Objective.
Exact reproduction is required for all entries.
---------- Data for the task ----------
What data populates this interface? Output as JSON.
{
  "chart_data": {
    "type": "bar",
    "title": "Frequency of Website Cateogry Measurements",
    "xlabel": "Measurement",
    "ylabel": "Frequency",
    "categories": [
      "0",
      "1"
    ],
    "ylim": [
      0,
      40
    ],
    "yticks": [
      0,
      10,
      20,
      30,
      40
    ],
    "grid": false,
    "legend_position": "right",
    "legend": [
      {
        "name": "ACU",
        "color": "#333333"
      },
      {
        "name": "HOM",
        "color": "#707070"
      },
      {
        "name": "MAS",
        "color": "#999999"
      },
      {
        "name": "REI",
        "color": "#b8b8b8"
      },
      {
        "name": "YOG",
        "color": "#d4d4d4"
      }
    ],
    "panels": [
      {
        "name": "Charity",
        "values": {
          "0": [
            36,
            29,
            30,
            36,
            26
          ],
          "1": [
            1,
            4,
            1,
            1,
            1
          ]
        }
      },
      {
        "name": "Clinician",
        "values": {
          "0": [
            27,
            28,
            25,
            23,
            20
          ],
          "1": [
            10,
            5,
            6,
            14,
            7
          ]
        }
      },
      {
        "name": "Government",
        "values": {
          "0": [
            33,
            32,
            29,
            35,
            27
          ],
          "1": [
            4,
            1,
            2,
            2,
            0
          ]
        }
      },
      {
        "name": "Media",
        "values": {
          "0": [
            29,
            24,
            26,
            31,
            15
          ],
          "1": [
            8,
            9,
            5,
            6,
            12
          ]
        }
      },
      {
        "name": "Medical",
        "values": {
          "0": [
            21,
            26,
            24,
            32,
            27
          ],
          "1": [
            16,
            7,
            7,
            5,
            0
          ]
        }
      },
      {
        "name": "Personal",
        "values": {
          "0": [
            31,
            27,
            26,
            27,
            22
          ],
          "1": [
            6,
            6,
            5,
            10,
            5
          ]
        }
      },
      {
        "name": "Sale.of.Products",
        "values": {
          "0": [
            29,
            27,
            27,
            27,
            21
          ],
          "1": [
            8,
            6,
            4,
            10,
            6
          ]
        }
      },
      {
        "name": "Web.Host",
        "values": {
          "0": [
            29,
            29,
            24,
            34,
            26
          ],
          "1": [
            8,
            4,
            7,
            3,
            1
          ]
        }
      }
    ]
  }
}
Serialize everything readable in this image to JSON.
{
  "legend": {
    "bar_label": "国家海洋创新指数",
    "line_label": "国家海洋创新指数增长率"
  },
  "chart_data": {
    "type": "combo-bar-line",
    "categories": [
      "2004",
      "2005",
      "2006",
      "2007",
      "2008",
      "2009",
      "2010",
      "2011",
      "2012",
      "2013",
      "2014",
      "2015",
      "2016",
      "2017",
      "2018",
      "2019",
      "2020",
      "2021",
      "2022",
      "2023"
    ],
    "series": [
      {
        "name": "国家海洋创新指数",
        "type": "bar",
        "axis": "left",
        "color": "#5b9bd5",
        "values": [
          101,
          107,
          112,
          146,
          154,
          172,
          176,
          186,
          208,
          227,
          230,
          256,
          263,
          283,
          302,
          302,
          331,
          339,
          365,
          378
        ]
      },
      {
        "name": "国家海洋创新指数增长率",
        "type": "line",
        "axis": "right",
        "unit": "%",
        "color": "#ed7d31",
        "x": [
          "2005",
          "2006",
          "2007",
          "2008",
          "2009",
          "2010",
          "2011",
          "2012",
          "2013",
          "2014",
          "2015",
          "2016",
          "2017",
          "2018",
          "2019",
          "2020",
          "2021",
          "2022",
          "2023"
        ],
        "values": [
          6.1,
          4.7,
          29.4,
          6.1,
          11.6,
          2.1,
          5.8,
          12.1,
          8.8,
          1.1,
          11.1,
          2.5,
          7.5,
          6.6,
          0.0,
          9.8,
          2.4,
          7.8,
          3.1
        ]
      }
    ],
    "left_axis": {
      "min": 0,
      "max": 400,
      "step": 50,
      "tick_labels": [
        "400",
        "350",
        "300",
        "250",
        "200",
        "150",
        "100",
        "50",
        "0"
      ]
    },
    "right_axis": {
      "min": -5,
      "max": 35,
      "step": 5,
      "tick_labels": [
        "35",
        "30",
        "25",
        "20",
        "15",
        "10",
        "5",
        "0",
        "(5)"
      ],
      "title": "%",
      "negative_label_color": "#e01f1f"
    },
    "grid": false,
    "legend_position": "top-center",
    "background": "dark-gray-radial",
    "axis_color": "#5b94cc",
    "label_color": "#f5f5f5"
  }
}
----------
Final result.
What data populates this interface? Output as JSON.
{
  "chart_data": {
    "type": "bar",
    "title": "Frequency of Website Cateogry Measurements",
    "xlabel": "Measurement",
    "ylabel": "Frequency",
    "categories": [
      "0",
      "1"
    ],
    "ylim": [
      0,
      40
    ],
    "yticks": [
      0,
      10,
      20,
      30,
      40
    ],
    "grid": false,
    "legend_position": "right",
    "legend": [
      {
        "name": "ACU",
        "color": "#333333"
      },
      {
        "name": "HOM",
        "color": "#707070"
      },
      {
        "name": "MAS",
        "color": "#999999"
      },
      {
        "name": "REI",
        "color": "#b8b8b8"
      },
      {
        "name": "YOG",
        "color": "#d4d4d4"
      }
    ],
    "panels": [
      {
        "name": "Charity",
        "values": {
          "0": [
            36,
            29,
            30,
            36,
            26
          ],
          "1": [
            1,
            4,
            1,
            1,
            1
          ]
        }
      },
      {
        "name": "Clinician",
        "values": {
          "0": [
            27,
            28,
            25,
            23,
            20
          ],
          "1": [
            10,
            5,
            6,
            14,
            7
          ]
        }
      },
      {
        "name": "Government",
        "values": {
          "0": [
            33,
            32,
            29,
            35,
            27
          ],
          "1": [
            4,
            1,
            2,
            2,
            0
          ]
        }
      },
      {
        "name": "Media",
        "values": {
          "0": [
            29,
            24,
            26,
            31,
            15
          ],
          "1": [
            8,
            9,
            5,
            6,
            12
          ]
        }
      },
      {
        "name": "Medical",
        "values": {
          "0": [
            21,
            26,
            24,
            32,
            27
          ],
          "1": [
            16,
            7,
            7,
            5,
            0
          ]
        }
      },
      {
        "name": "Personal",
        "values": {
          "0": [
            31,
            27,
            26,
            27,
            22
          ],
          "1": [
            6,
            6,
            5,
            10,
            5
          ]
        }
      },
      {
        "name": "Sale.of.Products",
        "values": {
          "0": [
            29,
            27,
            27,
            27,
            21
          ],
          "1": [
            8,
            6,
            4,
            10,
            6
          ]
        }
      },
      {
        "name": "Web.Host",
        "values": {
          "0": [
            29,
            29,
            24,
            34,
            26
          ],
          "1": [
            8,
            4,
            7,
            3,
            1
          ]
        }
      }
    ]
  }
}
Serialize everything readable in this image to JSON.
{
  "legend": {
    "bar_label": "国家海洋创新指数",
    "line_label": "国家海洋创新指数增长率"
  },
  "chart_data": {
    "type": "combo-bar-line",
    "categories": [
      "2004",
      "2005",
      "2006",
      "2007",
      "2008",
      "2009",
      "2010",
      "2011",
      "2012",
      "2013",
      "2014",
      "2015",
      "2016",
      "2017",
      "2018",
      "2019",
      "2020",
      "2021",
      "2022",
      "2023"
    ],
    "series": [
      {
        "name": "国家海洋创新指数",
        "type": "bar",
        "axis": "left",
        "color": "#5b9bd5",
        "values": [
          101,
          107,
          112,
          146,
          154,
          172,
          176,
          186,
          208,
          227,
          230,
          256,
          263,
          283,
          302,
          302,
          331,
          339,
          365,
          378
        ]
      },
      {
        "name": "国家海洋创新指数增长率",
        "type": "line",
        "axis": "right",
        "unit": "%",
        "color": "#ed7d31",
        "x": [
          "2005",
          "2006",
          "2007",
          "2008",
          "2009",
          "2010",
          "2011",
          "2012",
          "2013",
          "2014",
          "2015",
          "2016",
          "2017",
          "2018",
          "2019",
          "2020",
          "2021",
          "2022",
          "2023"
        ],
        "values": [
          6.1,
          4.7,
          29.4,
          6.1,
          11.6,
          2.1,
          5.8,
          12.1,
          8.8,
          1.1,
          11.1,
          2.5,
          7.5,
          6.6,
          0.0,
          9.8,
          2.4,
          7.8,
          3.1
        ]
      }
    ],
    "left_axis": {
      "min": 0,
      "max": 400,
      "step": 50,
      "tick_labels": [
        "400",
        "350",
        "300",
        "250",
        "200",
        "150",
        "100",
        "50",
        "0"
      ]
    },
    "right_axis": {
      "min": -5,
      "max": 35,
      "step": 5,
      "tick_labels": [
        "35",
        "30",
        "25",
        "20",
        "15",
        "10",
        "5",
        "0",
        "(5)"
      ],
      "title": "%",
      "negative_label_color": "#e01f1f"
    },
    "grid": false,
    "legend_position": "top-center",
    "background": "dark-gray-radial",
    "axis_color": "#5b94cc",
    "label_color": "#f5f5f5"
  }
}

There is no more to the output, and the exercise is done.